ENTRIES SHOWN »
-- start --

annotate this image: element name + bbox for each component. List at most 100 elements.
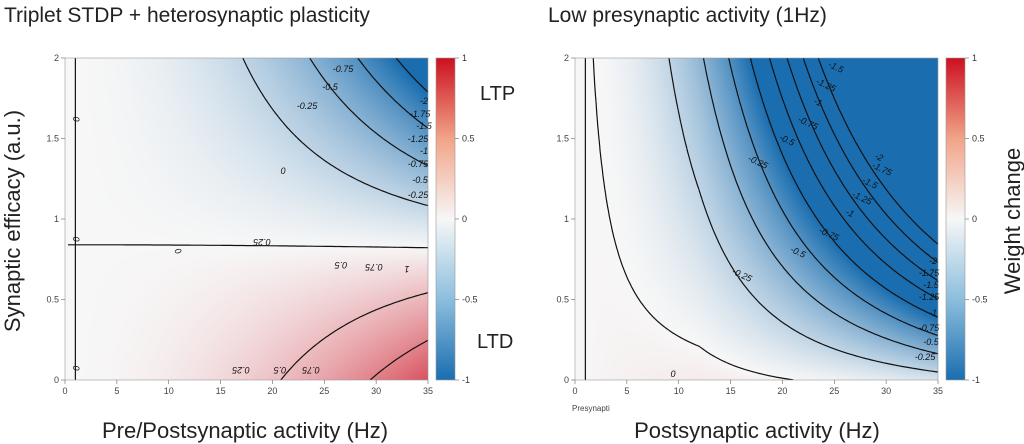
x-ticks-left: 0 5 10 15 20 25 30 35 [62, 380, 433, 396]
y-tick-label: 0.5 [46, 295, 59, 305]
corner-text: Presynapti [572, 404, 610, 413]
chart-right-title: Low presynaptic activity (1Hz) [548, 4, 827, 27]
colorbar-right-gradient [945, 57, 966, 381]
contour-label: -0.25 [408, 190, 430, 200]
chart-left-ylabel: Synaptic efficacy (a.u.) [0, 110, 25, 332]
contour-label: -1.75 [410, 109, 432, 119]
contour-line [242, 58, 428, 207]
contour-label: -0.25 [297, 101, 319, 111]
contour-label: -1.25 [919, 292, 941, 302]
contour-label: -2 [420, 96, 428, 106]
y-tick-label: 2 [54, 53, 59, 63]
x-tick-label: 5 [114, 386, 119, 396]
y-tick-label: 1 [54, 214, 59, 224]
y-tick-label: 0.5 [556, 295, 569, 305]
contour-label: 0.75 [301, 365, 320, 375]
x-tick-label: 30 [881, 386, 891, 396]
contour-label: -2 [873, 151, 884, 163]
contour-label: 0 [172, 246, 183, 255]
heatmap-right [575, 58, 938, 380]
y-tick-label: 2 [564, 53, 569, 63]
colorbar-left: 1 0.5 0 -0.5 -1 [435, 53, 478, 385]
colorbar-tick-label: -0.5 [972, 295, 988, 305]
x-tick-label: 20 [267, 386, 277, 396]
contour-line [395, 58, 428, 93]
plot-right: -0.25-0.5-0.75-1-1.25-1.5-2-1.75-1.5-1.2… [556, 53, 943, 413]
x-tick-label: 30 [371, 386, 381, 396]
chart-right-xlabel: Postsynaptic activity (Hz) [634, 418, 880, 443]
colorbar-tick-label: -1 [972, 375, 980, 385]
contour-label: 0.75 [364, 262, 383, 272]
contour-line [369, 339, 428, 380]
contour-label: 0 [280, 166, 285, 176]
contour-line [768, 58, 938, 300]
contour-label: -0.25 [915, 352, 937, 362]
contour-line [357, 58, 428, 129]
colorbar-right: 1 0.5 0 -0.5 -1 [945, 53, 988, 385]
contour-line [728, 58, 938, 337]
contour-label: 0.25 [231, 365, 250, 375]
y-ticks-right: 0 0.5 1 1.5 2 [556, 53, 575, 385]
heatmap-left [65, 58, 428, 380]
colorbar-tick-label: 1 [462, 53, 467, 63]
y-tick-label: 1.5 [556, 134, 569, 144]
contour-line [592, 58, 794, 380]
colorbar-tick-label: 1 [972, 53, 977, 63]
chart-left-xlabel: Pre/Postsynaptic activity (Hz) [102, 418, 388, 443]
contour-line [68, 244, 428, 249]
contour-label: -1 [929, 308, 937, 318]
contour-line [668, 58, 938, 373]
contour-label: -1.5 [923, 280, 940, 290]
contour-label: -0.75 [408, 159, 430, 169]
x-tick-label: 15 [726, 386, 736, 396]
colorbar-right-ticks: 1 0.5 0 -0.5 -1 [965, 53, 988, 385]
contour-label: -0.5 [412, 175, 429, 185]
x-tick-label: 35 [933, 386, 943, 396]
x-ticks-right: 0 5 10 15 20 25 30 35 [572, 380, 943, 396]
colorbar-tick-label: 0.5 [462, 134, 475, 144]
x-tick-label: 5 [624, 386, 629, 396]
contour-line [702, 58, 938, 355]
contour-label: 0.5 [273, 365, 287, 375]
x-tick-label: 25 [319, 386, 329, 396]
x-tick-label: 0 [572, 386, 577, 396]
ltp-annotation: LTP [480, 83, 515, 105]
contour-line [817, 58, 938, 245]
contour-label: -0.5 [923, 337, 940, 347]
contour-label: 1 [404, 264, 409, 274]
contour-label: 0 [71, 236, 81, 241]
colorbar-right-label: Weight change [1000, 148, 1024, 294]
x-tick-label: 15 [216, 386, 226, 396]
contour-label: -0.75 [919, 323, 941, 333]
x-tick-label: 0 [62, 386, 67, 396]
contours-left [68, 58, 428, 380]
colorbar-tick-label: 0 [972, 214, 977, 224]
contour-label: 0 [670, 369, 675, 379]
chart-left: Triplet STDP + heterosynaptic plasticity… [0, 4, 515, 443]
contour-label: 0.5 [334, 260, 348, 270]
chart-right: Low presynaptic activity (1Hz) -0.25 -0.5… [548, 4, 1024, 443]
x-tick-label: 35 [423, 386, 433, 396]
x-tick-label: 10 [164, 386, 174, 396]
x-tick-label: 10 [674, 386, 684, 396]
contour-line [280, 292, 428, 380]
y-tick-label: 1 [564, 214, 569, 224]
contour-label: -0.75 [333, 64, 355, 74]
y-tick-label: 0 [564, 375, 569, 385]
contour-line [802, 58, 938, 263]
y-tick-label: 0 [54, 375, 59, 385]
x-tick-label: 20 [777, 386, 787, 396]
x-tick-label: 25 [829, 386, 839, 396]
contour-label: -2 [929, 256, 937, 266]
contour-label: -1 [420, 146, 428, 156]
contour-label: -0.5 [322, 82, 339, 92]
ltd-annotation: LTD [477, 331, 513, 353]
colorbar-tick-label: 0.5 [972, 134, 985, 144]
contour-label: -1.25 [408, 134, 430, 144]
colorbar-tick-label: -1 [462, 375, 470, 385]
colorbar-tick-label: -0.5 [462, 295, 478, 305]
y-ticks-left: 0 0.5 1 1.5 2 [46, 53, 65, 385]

-- end --
-- start --

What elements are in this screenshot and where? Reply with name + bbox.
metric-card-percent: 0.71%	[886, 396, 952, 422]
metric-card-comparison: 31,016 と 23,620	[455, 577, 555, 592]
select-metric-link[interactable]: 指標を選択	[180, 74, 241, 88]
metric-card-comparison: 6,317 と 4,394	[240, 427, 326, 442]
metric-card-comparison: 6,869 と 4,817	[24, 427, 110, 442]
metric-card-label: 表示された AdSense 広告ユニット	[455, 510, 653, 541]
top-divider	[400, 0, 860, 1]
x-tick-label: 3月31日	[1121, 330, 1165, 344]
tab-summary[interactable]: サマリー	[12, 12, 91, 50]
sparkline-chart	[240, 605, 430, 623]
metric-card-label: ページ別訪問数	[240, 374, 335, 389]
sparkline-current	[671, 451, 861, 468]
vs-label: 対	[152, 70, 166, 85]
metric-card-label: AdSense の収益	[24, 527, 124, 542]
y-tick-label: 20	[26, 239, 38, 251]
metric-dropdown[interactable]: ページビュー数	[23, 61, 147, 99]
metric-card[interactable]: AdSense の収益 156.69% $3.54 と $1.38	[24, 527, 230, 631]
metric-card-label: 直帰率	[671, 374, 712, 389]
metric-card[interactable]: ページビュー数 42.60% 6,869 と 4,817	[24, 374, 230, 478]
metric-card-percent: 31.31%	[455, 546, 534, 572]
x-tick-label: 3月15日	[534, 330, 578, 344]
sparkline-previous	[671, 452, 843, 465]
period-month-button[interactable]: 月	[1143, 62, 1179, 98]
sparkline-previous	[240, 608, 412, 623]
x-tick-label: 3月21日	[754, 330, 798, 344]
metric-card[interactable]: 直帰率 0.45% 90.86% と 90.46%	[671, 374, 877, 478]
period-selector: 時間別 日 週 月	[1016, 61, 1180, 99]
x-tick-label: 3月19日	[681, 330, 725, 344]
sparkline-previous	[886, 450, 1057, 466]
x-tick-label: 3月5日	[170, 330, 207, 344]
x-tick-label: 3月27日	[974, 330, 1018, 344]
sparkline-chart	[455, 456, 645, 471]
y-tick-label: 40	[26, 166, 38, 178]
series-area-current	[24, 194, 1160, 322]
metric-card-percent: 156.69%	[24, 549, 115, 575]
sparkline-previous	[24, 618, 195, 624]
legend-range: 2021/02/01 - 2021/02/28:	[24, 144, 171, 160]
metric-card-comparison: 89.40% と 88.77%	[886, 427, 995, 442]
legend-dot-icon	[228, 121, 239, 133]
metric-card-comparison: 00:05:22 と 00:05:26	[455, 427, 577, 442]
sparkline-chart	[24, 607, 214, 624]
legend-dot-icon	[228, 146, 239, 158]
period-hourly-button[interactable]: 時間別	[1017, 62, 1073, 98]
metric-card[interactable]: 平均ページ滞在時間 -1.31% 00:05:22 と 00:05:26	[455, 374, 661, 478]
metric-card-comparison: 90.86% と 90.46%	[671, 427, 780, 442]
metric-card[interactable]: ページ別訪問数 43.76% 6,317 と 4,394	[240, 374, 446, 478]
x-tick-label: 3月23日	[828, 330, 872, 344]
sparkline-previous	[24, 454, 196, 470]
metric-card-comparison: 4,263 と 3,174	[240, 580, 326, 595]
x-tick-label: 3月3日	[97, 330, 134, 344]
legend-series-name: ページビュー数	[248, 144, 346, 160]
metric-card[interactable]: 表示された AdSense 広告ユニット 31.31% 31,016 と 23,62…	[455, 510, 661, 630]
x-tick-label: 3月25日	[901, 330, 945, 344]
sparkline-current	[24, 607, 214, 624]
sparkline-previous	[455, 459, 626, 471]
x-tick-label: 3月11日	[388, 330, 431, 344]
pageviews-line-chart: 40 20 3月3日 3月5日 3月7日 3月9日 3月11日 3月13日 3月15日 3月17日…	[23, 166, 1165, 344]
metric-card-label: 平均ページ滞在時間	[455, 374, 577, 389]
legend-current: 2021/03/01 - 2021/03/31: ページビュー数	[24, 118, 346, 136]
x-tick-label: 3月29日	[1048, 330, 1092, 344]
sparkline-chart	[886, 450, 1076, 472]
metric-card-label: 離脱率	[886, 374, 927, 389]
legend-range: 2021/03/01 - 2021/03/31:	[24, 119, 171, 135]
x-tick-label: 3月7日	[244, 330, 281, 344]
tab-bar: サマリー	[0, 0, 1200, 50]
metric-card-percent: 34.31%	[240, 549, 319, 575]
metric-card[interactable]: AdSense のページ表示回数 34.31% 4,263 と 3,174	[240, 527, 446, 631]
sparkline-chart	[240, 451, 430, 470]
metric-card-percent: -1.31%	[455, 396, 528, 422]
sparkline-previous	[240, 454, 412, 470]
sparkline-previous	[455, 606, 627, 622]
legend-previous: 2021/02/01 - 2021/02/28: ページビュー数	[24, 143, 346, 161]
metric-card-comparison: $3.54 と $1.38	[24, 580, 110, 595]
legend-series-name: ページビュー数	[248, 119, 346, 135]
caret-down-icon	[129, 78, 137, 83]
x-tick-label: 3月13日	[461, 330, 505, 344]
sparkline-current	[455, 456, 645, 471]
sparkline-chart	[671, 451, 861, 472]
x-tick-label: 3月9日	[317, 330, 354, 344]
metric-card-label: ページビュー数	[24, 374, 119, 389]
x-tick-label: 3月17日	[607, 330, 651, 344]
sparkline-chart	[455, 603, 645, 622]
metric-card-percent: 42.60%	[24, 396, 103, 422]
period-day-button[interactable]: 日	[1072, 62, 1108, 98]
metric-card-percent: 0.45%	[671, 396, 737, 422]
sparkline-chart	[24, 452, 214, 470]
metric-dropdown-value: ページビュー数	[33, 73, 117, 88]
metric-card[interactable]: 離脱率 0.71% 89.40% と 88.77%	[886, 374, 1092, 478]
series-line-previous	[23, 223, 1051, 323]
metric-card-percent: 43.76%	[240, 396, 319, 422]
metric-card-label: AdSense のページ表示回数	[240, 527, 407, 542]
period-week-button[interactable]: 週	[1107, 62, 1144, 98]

-- end --
-- start --

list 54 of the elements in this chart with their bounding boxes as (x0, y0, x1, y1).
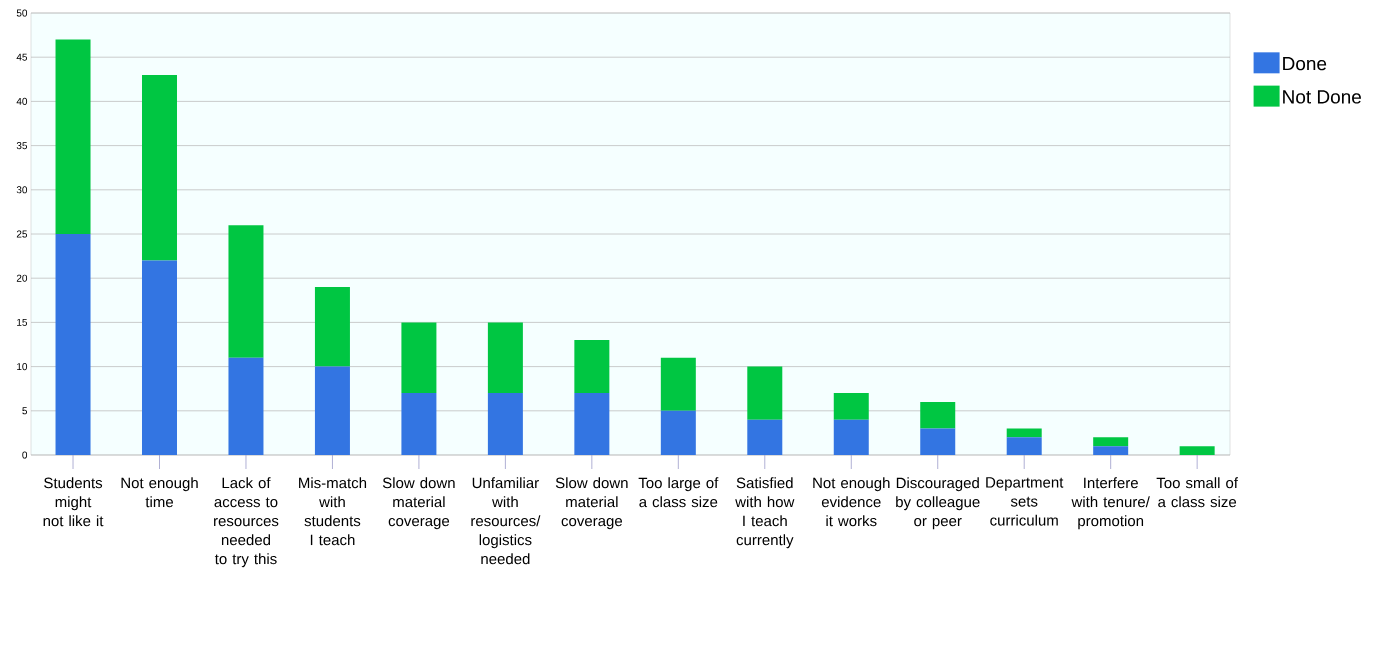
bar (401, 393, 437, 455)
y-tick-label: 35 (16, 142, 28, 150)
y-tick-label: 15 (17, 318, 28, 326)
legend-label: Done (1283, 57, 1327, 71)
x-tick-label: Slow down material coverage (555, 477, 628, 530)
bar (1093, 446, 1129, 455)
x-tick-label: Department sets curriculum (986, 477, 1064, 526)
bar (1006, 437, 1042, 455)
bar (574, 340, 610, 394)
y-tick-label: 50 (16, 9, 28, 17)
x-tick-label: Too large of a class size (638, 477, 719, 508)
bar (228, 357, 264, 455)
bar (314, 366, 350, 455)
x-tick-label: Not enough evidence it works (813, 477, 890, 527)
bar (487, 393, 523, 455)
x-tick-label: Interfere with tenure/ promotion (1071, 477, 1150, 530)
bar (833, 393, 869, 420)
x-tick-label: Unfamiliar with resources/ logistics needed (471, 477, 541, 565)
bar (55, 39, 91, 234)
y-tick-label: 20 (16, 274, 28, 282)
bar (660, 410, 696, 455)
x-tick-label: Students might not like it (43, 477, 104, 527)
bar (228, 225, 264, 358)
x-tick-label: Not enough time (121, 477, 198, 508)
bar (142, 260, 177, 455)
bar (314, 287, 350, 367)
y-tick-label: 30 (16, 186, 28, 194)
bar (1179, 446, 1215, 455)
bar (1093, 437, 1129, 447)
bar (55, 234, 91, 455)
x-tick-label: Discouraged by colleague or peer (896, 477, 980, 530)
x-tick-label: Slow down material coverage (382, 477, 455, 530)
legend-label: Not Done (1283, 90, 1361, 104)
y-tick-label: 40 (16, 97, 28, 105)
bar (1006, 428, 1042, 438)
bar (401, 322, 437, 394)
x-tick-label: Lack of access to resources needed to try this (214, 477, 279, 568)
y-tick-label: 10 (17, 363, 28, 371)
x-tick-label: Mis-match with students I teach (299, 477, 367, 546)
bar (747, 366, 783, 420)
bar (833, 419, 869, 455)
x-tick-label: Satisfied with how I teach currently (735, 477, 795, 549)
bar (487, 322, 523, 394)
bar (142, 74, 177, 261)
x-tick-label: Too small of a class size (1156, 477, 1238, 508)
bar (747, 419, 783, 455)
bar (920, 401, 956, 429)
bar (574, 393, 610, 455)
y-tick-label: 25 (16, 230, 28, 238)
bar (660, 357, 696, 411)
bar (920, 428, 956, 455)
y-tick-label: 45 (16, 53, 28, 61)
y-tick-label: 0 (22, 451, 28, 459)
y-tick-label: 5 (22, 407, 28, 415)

-- end --

WHAT TO PRODUCE »
Please print the items from the line containing "What elements are" up to and including the line containing "451, 861, 468]", copying each line unchanged.

ANSWER BELOW »
What elements are in this screenshot and where? Reply with name + bbox.
metric-card-percent: 0.71%	[886, 396, 952, 422]
metric-card-comparison: 31,016 と 23,620	[455, 577, 555, 592]
select-metric-link[interactable]: 指標を選択	[180, 74, 241, 88]
metric-card-comparison: 6,317 と 4,394	[240, 427, 326, 442]
metric-card-comparison: 6,869 と 4,817	[24, 427, 110, 442]
metric-card-label: 表示された AdSense 広告ユニット	[455, 510, 653, 541]
top-divider	[400, 0, 860, 1]
x-tick-label: 3月31日	[1121, 330, 1165, 344]
tab-summary[interactable]: サマリー	[12, 12, 91, 50]
sparkline-chart	[240, 605, 430, 623]
metric-card-label: ページ別訪問数	[240, 374, 335, 389]
sparkline-current	[671, 451, 861, 468]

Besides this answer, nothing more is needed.